Stored data
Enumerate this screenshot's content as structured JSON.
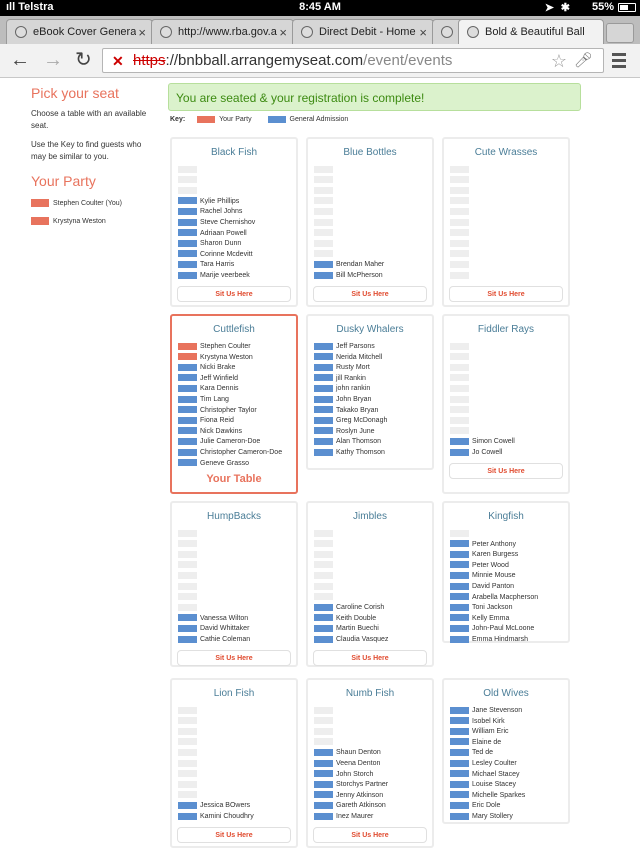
{
  "status_bar": {
    "carrier": "ıll Telstra",
    "time": "8:45 AM",
    "battery": "55%"
  },
  "tabs": [
    {
      "label": "eBook Cover Genera",
      "active": false
    },
    {
      "label": "http://www.rba.gov.a",
      "active": false
    },
    {
      "label": "Direct Debit - Home",
      "active": false
    },
    {
      "label": "",
      "active": false
    },
    {
      "label": "Bold & Beautiful Ball",
      "active": true
    }
  ],
  "toolbar": {
    "url_scheme": "https",
    "url_sep": "://",
    "url_host": "bnbball.arrangemyseat.com",
    "url_path": "/event/events"
  },
  "sidebar": {
    "pick_title": "Pick your seat",
    "instructions_1": "Choose a table with an available seat.",
    "instructions_2": "Use the Key to find guests who may be similar to you.",
    "party_title": "Your Party",
    "party": [
      "Stephen Coulter (You)",
      "Krystyna Weston"
    ]
  },
  "banner": "You are seated & your registration is complete!",
  "key": {
    "label": "Key:",
    "your_party": "Your Party",
    "general": "General Admission"
  },
  "colors": {
    "your_party": "#e8735d",
    "general_admission": "#5b8fd0",
    "empty": "#eeeeee",
    "title": "#4a7d97"
  },
  "sit_label": "Sit Us Here",
  "your_table_label": "Your Table",
  "tables": [
    {
      "name": "Black Fish",
      "seats": [
        {
          "t": "e",
          "n": ""
        },
        {
          "t": "e",
          "n": ""
        },
        {
          "t": "e",
          "n": ""
        },
        {
          "t": "g",
          "n": "Kylie Phillips"
        },
        {
          "t": "g",
          "n": "Rachel Johns"
        },
        {
          "t": "g",
          "n": "Steve Chernishov"
        },
        {
          "t": "g",
          "n": "Adriaan Powell"
        },
        {
          "t": "g",
          "n": "Sharon Dunn"
        },
        {
          "t": "g",
          "n": "Corinne Mcdevitt"
        },
        {
          "t": "g",
          "n": "Tara Harris"
        },
        {
          "t": "g",
          "n": "Marije veerbeek"
        }
      ],
      "button": true
    },
    {
      "name": "Blue Bottles",
      "seats": [
        {
          "t": "e",
          "n": ""
        },
        {
          "t": "e",
          "n": ""
        },
        {
          "t": "e",
          "n": ""
        },
        {
          "t": "e",
          "n": ""
        },
        {
          "t": "e",
          "n": ""
        },
        {
          "t": "e",
          "n": ""
        },
        {
          "t": "e",
          "n": ""
        },
        {
          "t": "e",
          "n": ""
        },
        {
          "t": "e",
          "n": ""
        },
        {
          "t": "g",
          "n": "Brendan Maher"
        },
        {
          "t": "g",
          "n": "Bill McPherson"
        }
      ],
      "button": true
    },
    {
      "name": "Cute Wrasses",
      "seats": [
        {
          "t": "e",
          "n": ""
        },
        {
          "t": "e",
          "n": ""
        },
        {
          "t": "e",
          "n": ""
        },
        {
          "t": "e",
          "n": ""
        },
        {
          "t": "e",
          "n": ""
        },
        {
          "t": "e",
          "n": ""
        },
        {
          "t": "e",
          "n": ""
        },
        {
          "t": "e",
          "n": ""
        },
        {
          "t": "e",
          "n": ""
        },
        {
          "t": "e",
          "n": ""
        },
        {
          "t": "e",
          "n": ""
        }
      ],
      "button": true
    },
    {
      "name": "Cuttlefish",
      "mine": true,
      "seats": [
        {
          "t": "y",
          "n": "Stephen Coulter"
        },
        {
          "t": "y",
          "n": "Krystyna Weston"
        },
        {
          "t": "g",
          "n": "Nicki Brake"
        },
        {
          "t": "g",
          "n": "Jeff Winfield"
        },
        {
          "t": "g",
          "n": "Kara Dennis"
        },
        {
          "t": "g",
          "n": "Tim Lang"
        },
        {
          "t": "g",
          "n": "Christopher Taylor"
        },
        {
          "t": "g",
          "n": "Fiona Reid"
        },
        {
          "t": "g",
          "n": "Nick Dawkins"
        },
        {
          "t": "g",
          "n": "Julie Cameron-Doe"
        },
        {
          "t": "g",
          "n": "Christopher Cameron-Doe"
        },
        {
          "t": "g",
          "n": "Geneve Grasso"
        }
      ],
      "button": false
    },
    {
      "name": "Dusky Whalers",
      "seats": [
        {
          "t": "g",
          "n": "Jeff Parsons"
        },
        {
          "t": "g",
          "n": "Nerida Mitchell"
        },
        {
          "t": "g",
          "n": "Rusty Mort"
        },
        {
          "t": "g",
          "n": "jill Rankin"
        },
        {
          "t": "g",
          "n": "john rankin"
        },
        {
          "t": "g",
          "n": "John Bryan"
        },
        {
          "t": "g",
          "n": "Takako Bryan"
        },
        {
          "t": "g",
          "n": "Greg McDonagh"
        },
        {
          "t": "g",
          "n": "Roslyn June"
        },
        {
          "t": "g",
          "n": "Alan Thomson"
        },
        {
          "t": "g",
          "n": "Kathy Thomson"
        }
      ],
      "button": false
    },
    {
      "name": "Fiddler Rays",
      "seats": [
        {
          "t": "e",
          "n": ""
        },
        {
          "t": "e",
          "n": ""
        },
        {
          "t": "e",
          "n": ""
        },
        {
          "t": "e",
          "n": ""
        },
        {
          "t": "e",
          "n": ""
        },
        {
          "t": "e",
          "n": ""
        },
        {
          "t": "e",
          "n": ""
        },
        {
          "t": "e",
          "n": ""
        },
        {
          "t": "e",
          "n": ""
        },
        {
          "t": "g",
          "n": "Simon Cowell"
        },
        {
          "t": "g",
          "n": "Jo Cowell"
        }
      ],
      "button": true
    },
    {
      "name": "HumpBacks",
      "seats": [
        {
          "t": "e",
          "n": ""
        },
        {
          "t": "e",
          "n": ""
        },
        {
          "t": "e",
          "n": ""
        },
        {
          "t": "e",
          "n": ""
        },
        {
          "t": "e",
          "n": ""
        },
        {
          "t": "e",
          "n": ""
        },
        {
          "t": "e",
          "n": ""
        },
        {
          "t": "e",
          "n": ""
        },
        {
          "t": "g",
          "n": "Vanessa Wilton"
        },
        {
          "t": "g",
          "n": "David Whittaker"
        },
        {
          "t": "g",
          "n": "Cathie Coleman"
        }
      ],
      "button": true
    },
    {
      "name": "Jimbles",
      "seats": [
        {
          "t": "e",
          "n": ""
        },
        {
          "t": "e",
          "n": ""
        },
        {
          "t": "e",
          "n": ""
        },
        {
          "t": "e",
          "n": ""
        },
        {
          "t": "e",
          "n": ""
        },
        {
          "t": "e",
          "n": ""
        },
        {
          "t": "e",
          "n": ""
        },
        {
          "t": "g",
          "n": "Caroline Corish"
        },
        {
          "t": "g",
          "n": "Keith Double"
        },
        {
          "t": "g",
          "n": "Martin Buechi"
        },
        {
          "t": "g",
          "n": "Claudia Vasquez"
        }
      ],
      "button": true
    },
    {
      "name": "Kingfish",
      "seats": [
        {
          "t": "e",
          "n": ""
        },
        {
          "t": "g",
          "n": "Peter Anthony"
        },
        {
          "t": "g",
          "n": "Karen Burgess"
        },
        {
          "t": "g",
          "n": "Peter Wood"
        },
        {
          "t": "g",
          "n": "Minnie Mouse"
        },
        {
          "t": "g",
          "n": "David Panton"
        },
        {
          "t": "g",
          "n": "Arabella Macpherson"
        },
        {
          "t": "g",
          "n": "Toni Jackson"
        },
        {
          "t": "g",
          "n": "Kelly Emma"
        },
        {
          "t": "g",
          "n": "John-Paul McLoone"
        },
        {
          "t": "g",
          "n": "Emma Hindmarsh"
        }
      ],
      "button": false
    },
    {
      "name": "Lion Fish",
      "seats": [
        {
          "t": "e",
          "n": ""
        },
        {
          "t": "e",
          "n": ""
        },
        {
          "t": "e",
          "n": ""
        },
        {
          "t": "e",
          "n": ""
        },
        {
          "t": "e",
          "n": ""
        },
        {
          "t": "e",
          "n": ""
        },
        {
          "t": "e",
          "n": ""
        },
        {
          "t": "e",
          "n": ""
        },
        {
          "t": "e",
          "n": ""
        },
        {
          "t": "g",
          "n": "Jessica BOwers"
        },
        {
          "t": "g",
          "n": "Kamini Choudhry"
        }
      ],
      "button": true
    },
    {
      "name": "Numb Fish",
      "seats": [
        {
          "t": "e",
          "n": ""
        },
        {
          "t": "e",
          "n": ""
        },
        {
          "t": "e",
          "n": ""
        },
        {
          "t": "e",
          "n": ""
        },
        {
          "t": "g",
          "n": "Shaun Denton"
        },
        {
          "t": "g",
          "n": "Veena Denton"
        },
        {
          "t": "g",
          "n": "John Storch"
        },
        {
          "t": "g",
          "n": "Storchys Partner"
        },
        {
          "t": "g",
          "n": "Jenny Atkinson"
        },
        {
          "t": "g",
          "n": "Gareth Atkinson"
        },
        {
          "t": "g",
          "n": "Inez Maurer"
        }
      ],
      "button": true
    },
    {
      "name": "Old Wives",
      "seats": [
        {
          "t": "g",
          "n": "Jane Stevenson"
        },
        {
          "t": "g",
          "n": "Isobel Kirk"
        },
        {
          "t": "g",
          "n": "William Eric"
        },
        {
          "t": "g",
          "n": "Elaine de"
        },
        {
          "t": "g",
          "n": "Ted de"
        },
        {
          "t": "g",
          "n": "Lesley Coulter"
        },
        {
          "t": "g",
          "n": "Michael Stacey"
        },
        {
          "t": "g",
          "n": "Louise Stacey"
        },
        {
          "t": "g",
          "n": "Michelle Sparkes"
        },
        {
          "t": "g",
          "n": "Eric Dole"
        },
        {
          "t": "g",
          "n": "Mary Stollery"
        }
      ],
      "button": false
    }
  ]
}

▶ [Job]
Return all the lines that contain the string "Cameron".

▶ [Answer to this task]
          "n": "Julie Cameron-Doe"
          "n": "Christopher Cameron-Doe"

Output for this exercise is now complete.